Task: Copy out all lines with the word "this" in them.

##############################

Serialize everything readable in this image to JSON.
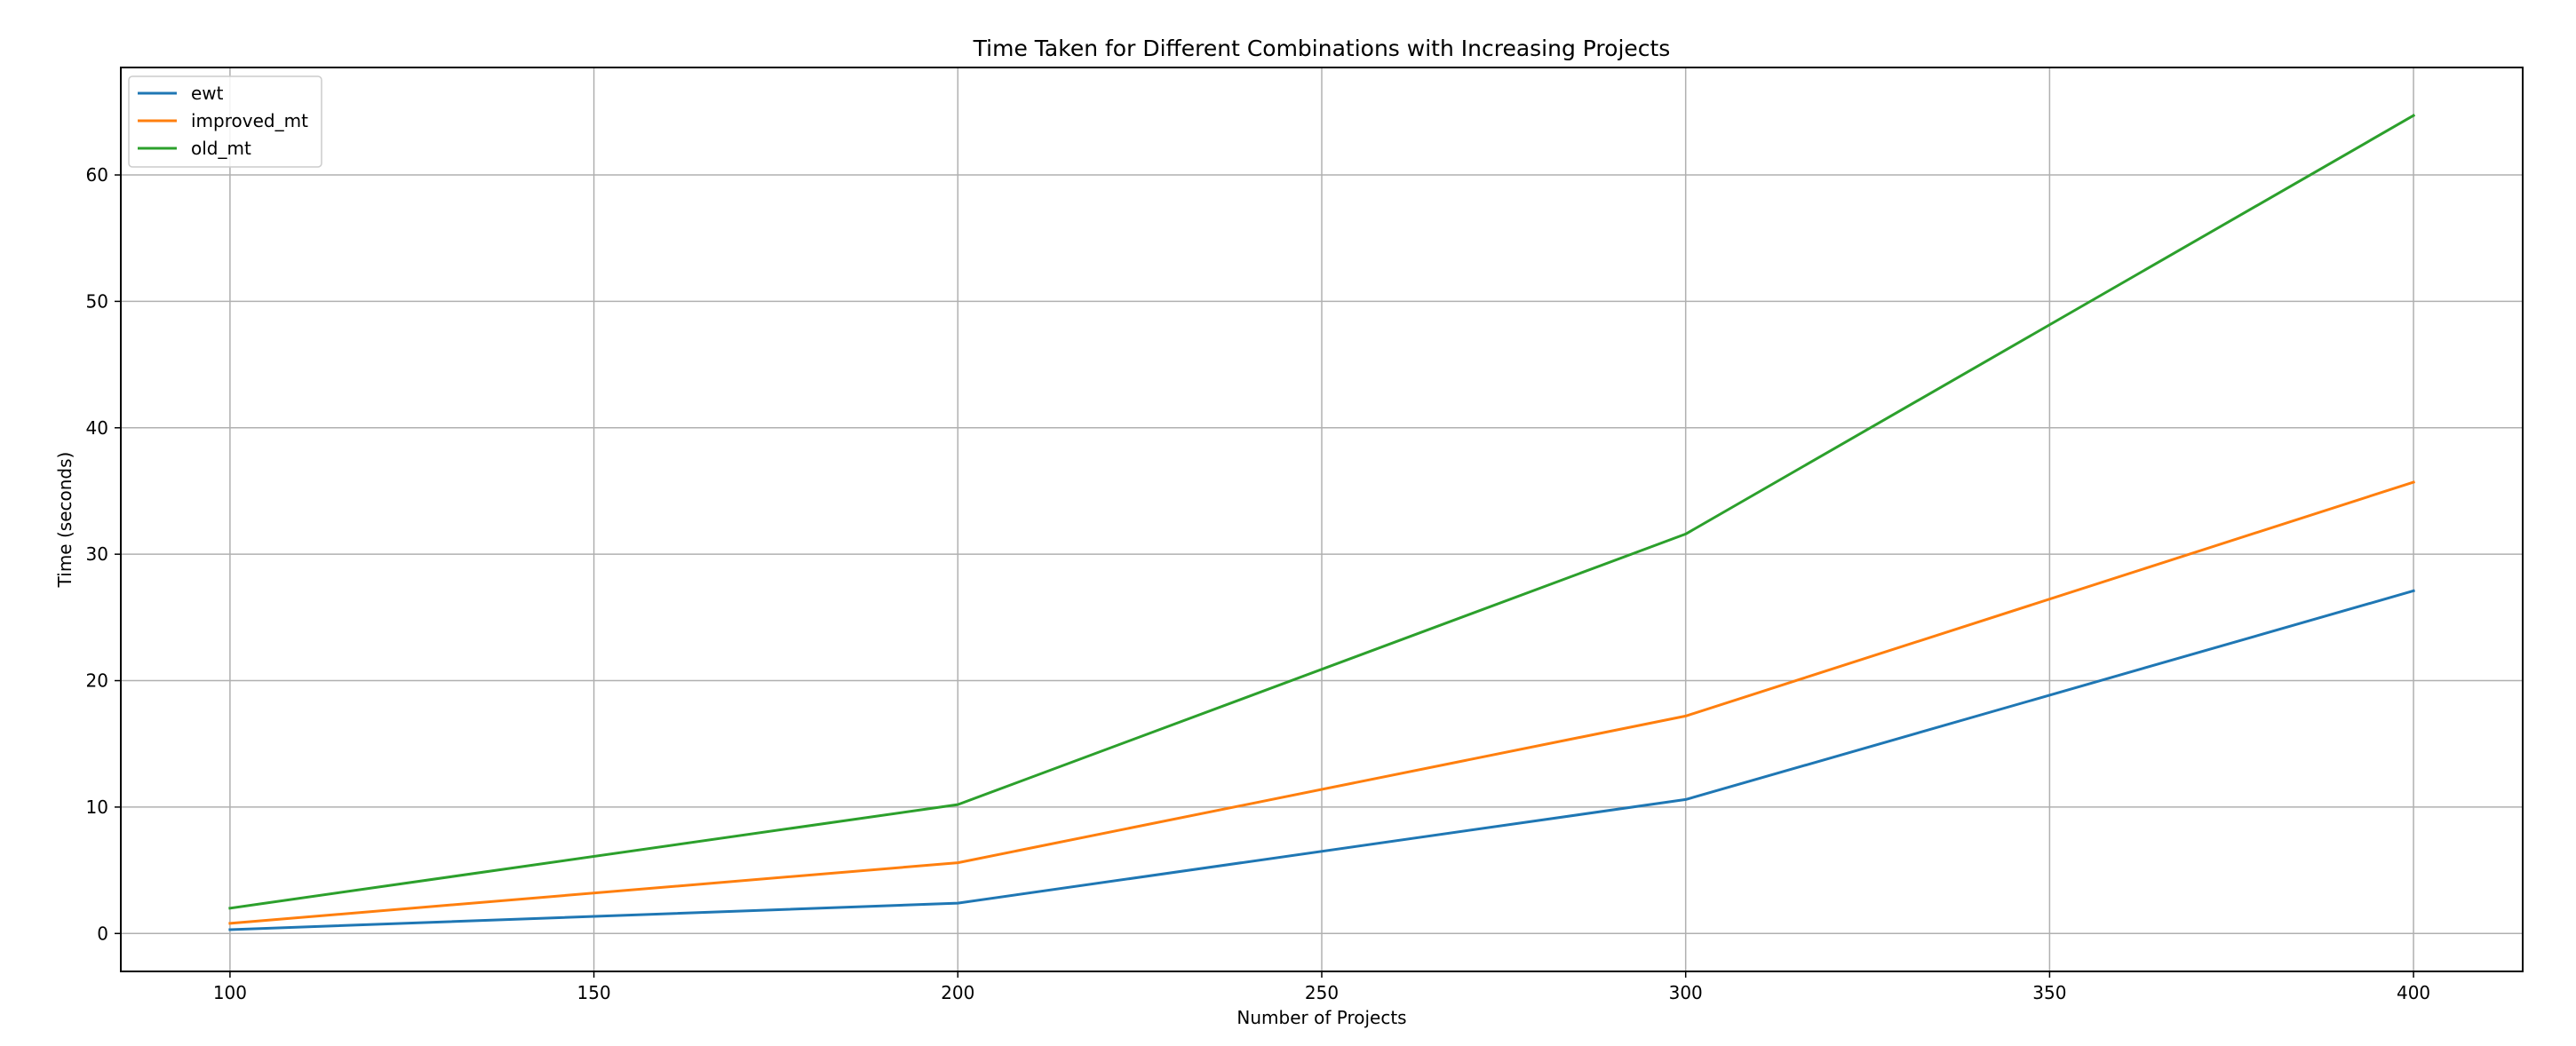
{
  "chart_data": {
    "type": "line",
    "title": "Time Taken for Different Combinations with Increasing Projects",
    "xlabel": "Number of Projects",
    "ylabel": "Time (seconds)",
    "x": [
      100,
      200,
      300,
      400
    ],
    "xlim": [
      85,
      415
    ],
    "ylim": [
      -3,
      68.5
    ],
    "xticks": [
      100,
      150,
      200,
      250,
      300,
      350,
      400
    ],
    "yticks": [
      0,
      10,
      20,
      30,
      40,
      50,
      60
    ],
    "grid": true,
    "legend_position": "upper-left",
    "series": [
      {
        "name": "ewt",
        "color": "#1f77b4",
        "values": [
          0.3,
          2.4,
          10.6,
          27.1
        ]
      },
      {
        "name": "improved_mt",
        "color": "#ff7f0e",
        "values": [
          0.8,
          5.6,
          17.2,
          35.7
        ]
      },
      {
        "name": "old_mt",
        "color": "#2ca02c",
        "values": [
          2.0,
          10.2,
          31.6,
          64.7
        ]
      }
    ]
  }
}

##############################

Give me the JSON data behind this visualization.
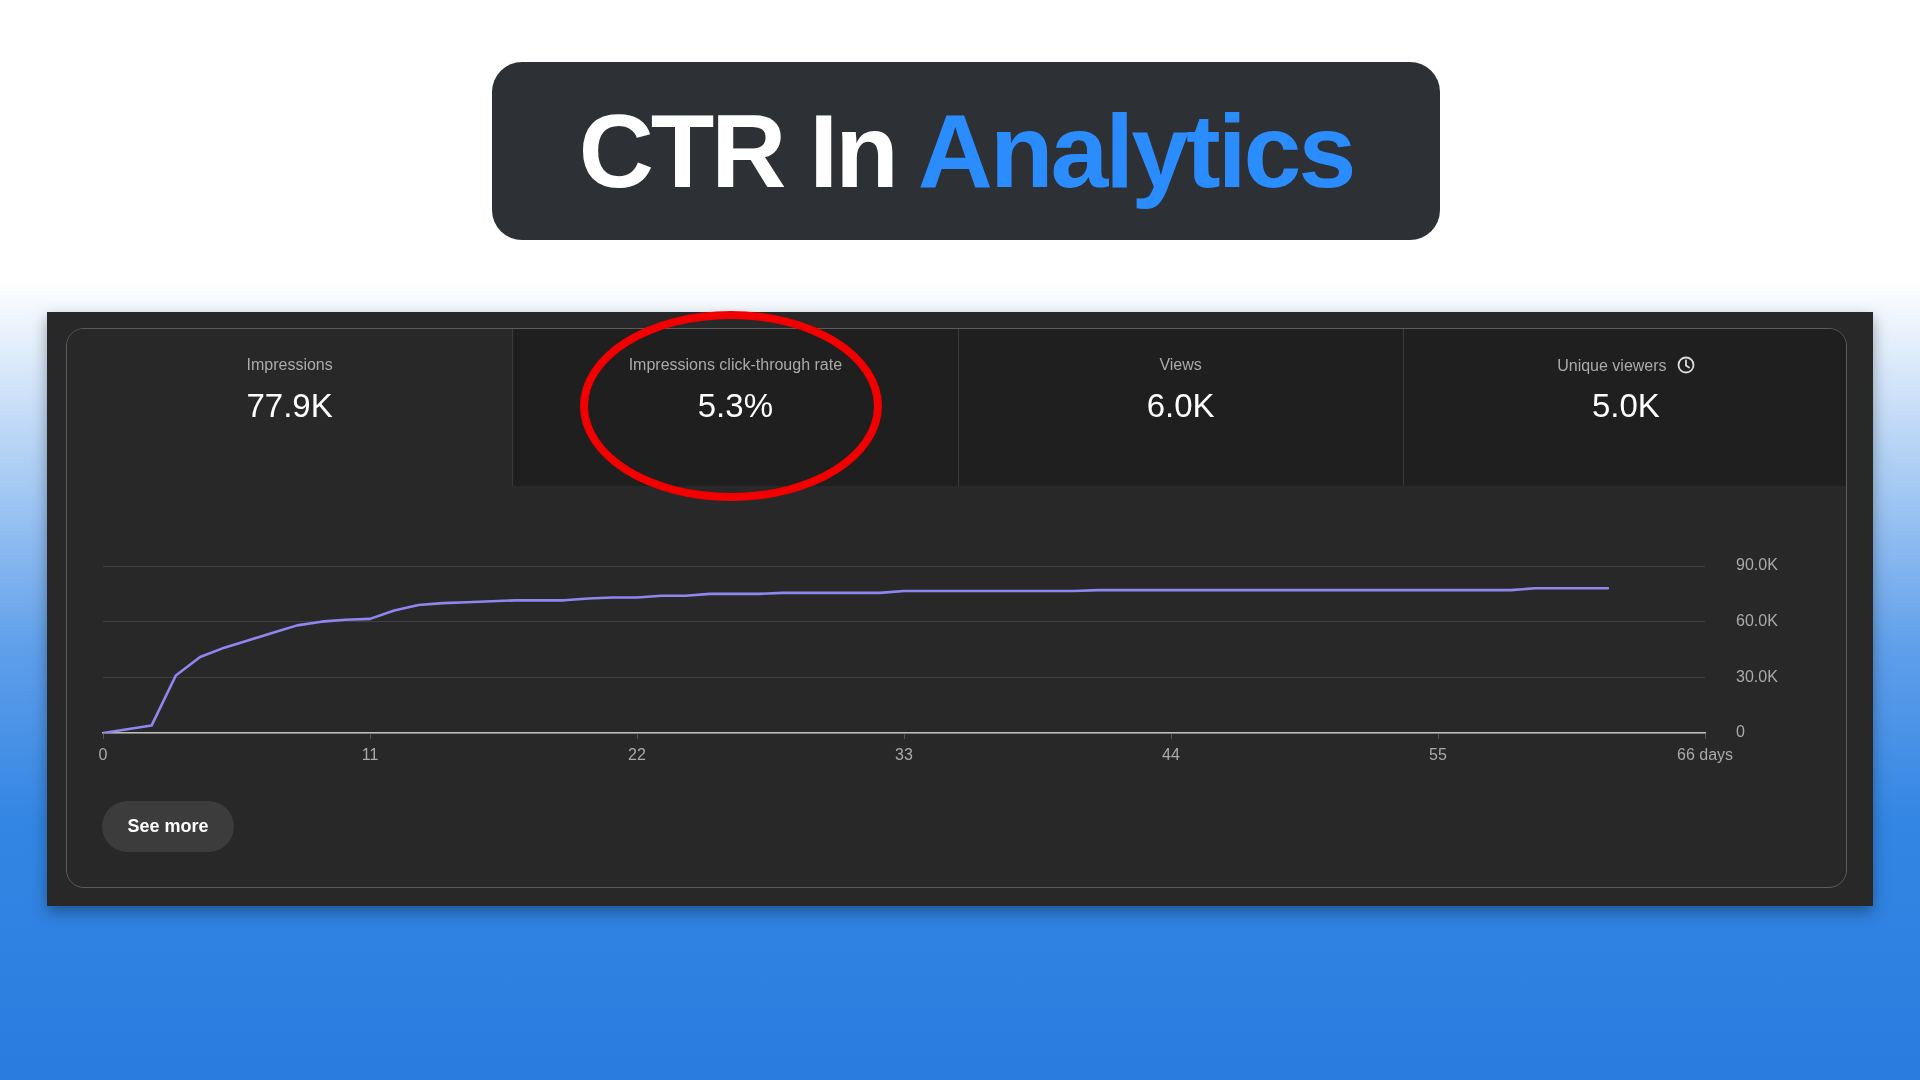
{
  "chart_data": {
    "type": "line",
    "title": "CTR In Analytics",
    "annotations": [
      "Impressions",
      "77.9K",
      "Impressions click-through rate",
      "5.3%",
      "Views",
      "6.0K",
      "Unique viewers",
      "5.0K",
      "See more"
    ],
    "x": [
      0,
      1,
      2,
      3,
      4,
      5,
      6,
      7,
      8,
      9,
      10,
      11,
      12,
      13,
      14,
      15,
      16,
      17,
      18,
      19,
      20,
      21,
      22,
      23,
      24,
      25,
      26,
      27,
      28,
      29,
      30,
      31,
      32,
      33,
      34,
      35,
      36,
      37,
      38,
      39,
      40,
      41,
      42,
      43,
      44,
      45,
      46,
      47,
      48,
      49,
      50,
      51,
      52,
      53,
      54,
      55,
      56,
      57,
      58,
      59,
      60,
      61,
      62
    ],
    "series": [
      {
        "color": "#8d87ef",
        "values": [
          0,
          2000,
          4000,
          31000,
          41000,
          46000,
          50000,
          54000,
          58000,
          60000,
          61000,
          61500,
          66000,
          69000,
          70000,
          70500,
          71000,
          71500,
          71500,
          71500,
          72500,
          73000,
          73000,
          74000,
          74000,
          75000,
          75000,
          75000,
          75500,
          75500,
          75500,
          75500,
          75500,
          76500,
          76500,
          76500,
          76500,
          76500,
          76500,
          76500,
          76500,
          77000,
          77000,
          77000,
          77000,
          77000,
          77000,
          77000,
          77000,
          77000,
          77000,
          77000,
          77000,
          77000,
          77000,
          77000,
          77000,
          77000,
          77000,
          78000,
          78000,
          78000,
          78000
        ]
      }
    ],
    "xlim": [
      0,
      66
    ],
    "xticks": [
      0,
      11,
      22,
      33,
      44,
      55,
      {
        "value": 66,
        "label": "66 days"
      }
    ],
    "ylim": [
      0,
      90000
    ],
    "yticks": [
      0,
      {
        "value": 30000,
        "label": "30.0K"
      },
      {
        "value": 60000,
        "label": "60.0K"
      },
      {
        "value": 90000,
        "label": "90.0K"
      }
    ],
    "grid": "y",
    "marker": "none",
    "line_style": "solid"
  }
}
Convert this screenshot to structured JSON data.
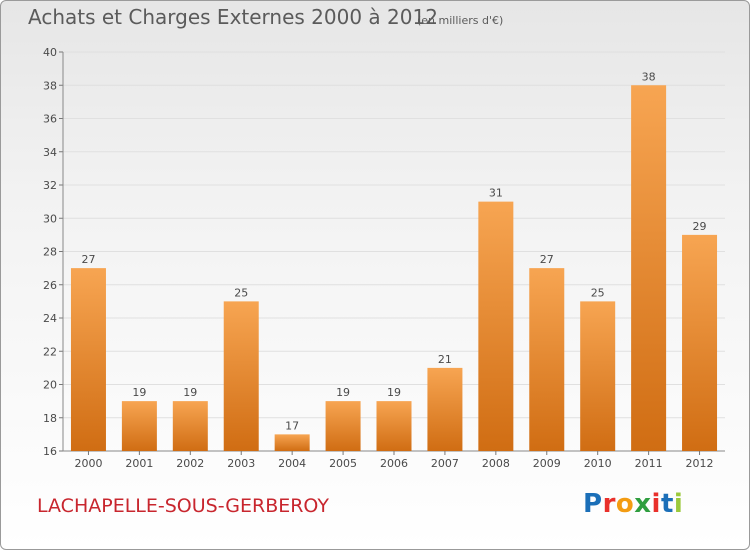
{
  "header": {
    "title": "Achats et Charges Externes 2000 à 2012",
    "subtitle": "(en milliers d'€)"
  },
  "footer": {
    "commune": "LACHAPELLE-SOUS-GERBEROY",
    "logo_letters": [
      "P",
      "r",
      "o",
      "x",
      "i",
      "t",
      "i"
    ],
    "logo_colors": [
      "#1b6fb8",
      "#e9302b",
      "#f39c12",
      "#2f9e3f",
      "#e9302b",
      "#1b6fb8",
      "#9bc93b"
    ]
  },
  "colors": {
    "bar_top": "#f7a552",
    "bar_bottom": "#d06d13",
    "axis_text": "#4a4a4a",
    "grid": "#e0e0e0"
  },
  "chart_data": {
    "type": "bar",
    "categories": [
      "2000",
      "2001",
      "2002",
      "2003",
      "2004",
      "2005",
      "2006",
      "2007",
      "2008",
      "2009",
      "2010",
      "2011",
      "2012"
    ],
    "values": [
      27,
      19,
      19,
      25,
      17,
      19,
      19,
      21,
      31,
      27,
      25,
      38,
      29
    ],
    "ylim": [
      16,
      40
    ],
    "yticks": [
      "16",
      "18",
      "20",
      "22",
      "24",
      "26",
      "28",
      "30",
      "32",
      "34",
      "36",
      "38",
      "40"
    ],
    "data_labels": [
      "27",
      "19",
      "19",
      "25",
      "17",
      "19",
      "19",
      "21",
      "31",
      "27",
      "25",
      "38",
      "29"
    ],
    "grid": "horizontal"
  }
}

##############################

Exercise solution:
Serialize everything readable in this image to JSON.
Give me the JSON data behind this visualization.
Convert this screenshot to structured JSON data.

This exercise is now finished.